TASK DIRECTIONS:
Look through the data below and, wherever a line carries the word "European", please copy that line.

(RAW DATA begins)

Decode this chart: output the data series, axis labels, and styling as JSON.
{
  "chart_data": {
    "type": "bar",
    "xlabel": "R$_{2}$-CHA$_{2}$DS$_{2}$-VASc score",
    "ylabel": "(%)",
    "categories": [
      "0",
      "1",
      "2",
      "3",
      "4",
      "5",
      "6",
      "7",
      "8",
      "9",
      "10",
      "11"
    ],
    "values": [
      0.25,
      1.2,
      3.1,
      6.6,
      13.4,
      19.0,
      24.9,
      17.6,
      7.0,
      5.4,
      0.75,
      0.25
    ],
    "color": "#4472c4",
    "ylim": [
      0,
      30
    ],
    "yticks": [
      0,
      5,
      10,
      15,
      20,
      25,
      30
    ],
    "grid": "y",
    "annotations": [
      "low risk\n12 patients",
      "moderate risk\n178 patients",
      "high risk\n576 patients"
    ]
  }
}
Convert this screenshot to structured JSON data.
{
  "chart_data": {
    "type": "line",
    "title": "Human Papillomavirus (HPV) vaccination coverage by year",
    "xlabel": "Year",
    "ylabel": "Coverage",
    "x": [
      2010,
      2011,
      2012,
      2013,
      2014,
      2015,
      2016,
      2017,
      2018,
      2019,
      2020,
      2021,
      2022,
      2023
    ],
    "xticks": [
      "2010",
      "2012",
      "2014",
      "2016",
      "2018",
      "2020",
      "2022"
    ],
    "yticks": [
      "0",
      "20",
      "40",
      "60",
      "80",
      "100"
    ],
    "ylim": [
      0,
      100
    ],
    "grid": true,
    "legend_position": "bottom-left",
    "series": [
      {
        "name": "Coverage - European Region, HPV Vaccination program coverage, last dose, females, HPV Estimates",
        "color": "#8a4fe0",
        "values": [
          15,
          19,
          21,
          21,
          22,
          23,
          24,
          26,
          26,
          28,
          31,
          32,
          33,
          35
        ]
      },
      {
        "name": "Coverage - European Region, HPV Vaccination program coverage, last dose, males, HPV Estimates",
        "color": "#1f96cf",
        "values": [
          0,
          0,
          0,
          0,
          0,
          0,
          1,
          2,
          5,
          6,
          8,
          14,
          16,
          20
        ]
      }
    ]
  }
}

(RAW DATA ends)

ANSWER:
        "name": "Coverage - European Region, HPV Vaccination program coverage, last dose, females, HPV Estimates",
        "name": "Coverage - European Region, HPV Vaccination program coverage, last dose, males, HPV Estimates",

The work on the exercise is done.